WHAT IS BEING ASKED.
In the libflame walkthrough, take the part that opens with "FLA_Chol( FLA_LOWER_TRIANGULAR, A" and closes with "matrix size.". Write it out again, substituting "lower triangular part" for "lower triangle".

EXCERPT TO READ.
◆ ◆ ◆ ◆ ◆

   back to the sequential test directory:

   > cd ../fla/
 
   Look at the contents of the file test_Chol.c. This file contains the
   main() program for our test driver and will give you a good idea of how
   easy it is to program with libflame API.

   First we must initialize the FLAME environment. This is shown on line
   79:

   FLA_Init();

   On line 125, we create a matrix A:

   FLA_Obj_create( datatype, m, m, &A );

   Invoking this function creates an m-by-m matrix with a numerical data type
   "datatype" and associates this matrix with the object named A. The datatype
   variable takes on one of four values: FLA_FLOAT, FLA_DOUBLE, FLA_COMPLEX,
   FLA_DOUBLE_COMPLEX. These denote single and double precision real and
   single and double precision complex data, respectively. Here, datatype
   has been assigned the constant value FLA_DOUBLE.

   The next line creates a separate matrix A_ref to hold the results of the
   reference experiments:

   FLA_Obj_create( datatype, m, m, &A_ref );

   We separate the experiment results in this way so that we can compare the
   numerical values of the matrices to ensure we're getting the right answer.

   On line 129, we initialize A to be a random SPD matrix, storing only the
   lower triangular portion:

   FLA_Random_spd_matrix( FLA_LOWER_TRIANGULAR, A );

   Depending on which case is being tested, we might store the random SPD
   matrix in the upper triangle instead:

   FLA_Random_spd_matrix( FLA_UPPER_TRIANGULAR, A );

   On line 133, we copy the value of matrix A into matrix A_ref.

   FLA_Copy( A, A_ref );

   If we were done (which we aren't, since we haven't computed the Cholesky
   factorization yet!), we could release memory associated with the objects
   as is done on lines 155 and 156 and then shutdown the FLAME environment as
   shown on line 189:

   FLA_Obj_free( &A );
   FLA_Obj_free( &A_ref );
   ...
   FLA_Finalize();

   Now close test_Chol.c and open time_Chol.c. This is where the computation
   is invoked. Skip down to line 83:

   FLA_Chol( FLA_LOWER_TRIANGULAR, A );

   This function takes as input matrix A, which is assumed to be SPD and
   stored in the lower triangle, and overwrites the lower triangle with its
   Cholesky factorization. Similarly, the invocation for the upper triangular
   case is on line 98:

   FLA_Chol( FLA_UPPER_TRIANGULAR, A );

   The rest of the code in the file is "overhead" associated with the fact
   that this is a test driver designed to repeat experiments over and over
   for varying matrix sizes, with potentially more than one trial for each
   matrix size.

◆ ◆ ◆ ◆ ◆

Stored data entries
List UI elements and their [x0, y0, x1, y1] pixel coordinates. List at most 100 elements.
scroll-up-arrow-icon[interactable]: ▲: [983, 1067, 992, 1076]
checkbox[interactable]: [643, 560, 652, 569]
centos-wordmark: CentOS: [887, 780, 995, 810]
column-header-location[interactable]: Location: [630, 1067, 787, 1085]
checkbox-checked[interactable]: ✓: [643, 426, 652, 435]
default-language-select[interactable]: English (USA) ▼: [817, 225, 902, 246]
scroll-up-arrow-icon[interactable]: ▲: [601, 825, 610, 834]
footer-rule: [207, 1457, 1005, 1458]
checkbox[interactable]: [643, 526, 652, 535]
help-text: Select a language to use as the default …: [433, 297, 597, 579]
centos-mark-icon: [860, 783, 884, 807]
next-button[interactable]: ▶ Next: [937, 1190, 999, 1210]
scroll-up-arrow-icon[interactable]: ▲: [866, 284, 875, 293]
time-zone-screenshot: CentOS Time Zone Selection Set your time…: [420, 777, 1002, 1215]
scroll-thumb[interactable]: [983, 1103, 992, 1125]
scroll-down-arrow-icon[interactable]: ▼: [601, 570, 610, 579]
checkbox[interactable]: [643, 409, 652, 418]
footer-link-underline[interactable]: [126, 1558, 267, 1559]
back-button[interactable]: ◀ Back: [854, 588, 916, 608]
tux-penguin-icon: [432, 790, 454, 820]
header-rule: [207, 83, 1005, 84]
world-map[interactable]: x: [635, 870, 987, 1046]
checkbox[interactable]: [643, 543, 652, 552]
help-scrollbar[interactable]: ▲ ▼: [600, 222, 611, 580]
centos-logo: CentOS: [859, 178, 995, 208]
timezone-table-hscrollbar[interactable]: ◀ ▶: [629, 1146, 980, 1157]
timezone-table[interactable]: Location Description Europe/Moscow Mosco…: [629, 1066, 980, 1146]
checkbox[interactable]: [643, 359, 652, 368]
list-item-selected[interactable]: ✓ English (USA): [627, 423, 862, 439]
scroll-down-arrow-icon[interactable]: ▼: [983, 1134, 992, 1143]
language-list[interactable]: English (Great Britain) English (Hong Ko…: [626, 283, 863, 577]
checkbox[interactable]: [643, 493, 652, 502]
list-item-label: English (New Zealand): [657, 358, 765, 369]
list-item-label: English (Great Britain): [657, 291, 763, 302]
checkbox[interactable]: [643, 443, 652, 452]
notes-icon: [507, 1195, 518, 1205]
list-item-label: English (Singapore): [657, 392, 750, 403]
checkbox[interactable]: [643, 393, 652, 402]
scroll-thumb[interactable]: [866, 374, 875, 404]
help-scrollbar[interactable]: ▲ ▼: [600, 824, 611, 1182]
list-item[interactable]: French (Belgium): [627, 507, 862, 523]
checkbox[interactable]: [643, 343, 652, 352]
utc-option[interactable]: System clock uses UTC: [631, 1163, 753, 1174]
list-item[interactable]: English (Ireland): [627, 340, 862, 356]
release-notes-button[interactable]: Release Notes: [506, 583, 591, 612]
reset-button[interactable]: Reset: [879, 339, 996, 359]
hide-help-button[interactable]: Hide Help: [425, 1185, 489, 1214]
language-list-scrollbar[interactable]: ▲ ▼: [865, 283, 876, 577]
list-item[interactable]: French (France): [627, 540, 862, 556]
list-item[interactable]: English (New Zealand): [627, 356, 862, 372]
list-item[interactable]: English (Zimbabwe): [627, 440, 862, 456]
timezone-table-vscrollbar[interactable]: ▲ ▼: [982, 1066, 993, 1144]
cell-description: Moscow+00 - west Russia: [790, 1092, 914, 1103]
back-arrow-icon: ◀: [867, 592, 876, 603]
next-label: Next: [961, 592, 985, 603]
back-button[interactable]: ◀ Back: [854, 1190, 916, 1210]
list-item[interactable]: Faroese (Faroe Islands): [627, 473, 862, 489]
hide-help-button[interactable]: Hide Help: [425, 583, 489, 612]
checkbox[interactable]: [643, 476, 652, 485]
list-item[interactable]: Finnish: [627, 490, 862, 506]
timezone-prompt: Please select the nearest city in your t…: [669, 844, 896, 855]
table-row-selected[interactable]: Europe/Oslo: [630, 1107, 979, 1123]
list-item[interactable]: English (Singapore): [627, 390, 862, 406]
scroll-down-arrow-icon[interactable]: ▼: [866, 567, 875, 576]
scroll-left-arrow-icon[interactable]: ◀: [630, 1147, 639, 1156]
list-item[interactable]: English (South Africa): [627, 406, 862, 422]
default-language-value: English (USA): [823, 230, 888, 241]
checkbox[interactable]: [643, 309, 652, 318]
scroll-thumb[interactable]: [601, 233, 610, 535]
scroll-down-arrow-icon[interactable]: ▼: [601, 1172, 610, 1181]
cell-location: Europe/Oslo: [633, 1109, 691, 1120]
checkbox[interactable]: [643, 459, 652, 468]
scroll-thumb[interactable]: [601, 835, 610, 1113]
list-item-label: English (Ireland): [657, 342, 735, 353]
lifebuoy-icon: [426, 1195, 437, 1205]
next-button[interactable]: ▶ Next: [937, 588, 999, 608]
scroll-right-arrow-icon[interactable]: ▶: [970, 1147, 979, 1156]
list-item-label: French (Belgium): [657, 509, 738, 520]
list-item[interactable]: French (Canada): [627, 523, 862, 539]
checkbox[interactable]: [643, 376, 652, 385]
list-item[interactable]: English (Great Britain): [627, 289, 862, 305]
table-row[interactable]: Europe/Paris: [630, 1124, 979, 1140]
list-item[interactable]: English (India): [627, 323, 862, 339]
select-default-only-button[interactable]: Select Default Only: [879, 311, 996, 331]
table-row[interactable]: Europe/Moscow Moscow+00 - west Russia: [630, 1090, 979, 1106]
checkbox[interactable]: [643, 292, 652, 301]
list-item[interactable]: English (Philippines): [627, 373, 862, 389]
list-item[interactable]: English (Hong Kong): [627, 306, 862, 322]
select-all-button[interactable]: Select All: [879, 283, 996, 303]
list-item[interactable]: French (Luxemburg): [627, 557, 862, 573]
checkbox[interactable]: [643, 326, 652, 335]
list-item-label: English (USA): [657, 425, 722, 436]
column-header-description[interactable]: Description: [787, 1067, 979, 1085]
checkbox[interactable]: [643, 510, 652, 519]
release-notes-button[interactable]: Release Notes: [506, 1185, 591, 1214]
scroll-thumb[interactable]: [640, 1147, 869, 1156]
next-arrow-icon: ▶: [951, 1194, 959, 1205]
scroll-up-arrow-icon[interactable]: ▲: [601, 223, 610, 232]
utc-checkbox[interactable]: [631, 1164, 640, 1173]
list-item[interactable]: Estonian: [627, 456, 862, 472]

◆ ◆ ◆ ◆ ◆

REPLY.
FLA_Chol( FLA_LOWER_TRIANGULAR, A );

   This function takes as input matrix A, which is assumed to be SPD and
   stored in the lower triangular part, and overwrites the lower triangular part with its
   Cholesky factorization. Similarly, the invocation for the upper triangular
   case is on line 98:

   FLA_Chol( FLA_UPPER_TRIANGULAR, A );

   The rest of the code in the file is "overhead" associated with the fact
   that this is a test driver designed to repeat experiments over and over
   for varying matrix sizes, with potentially more than one trial for each
   matrix size.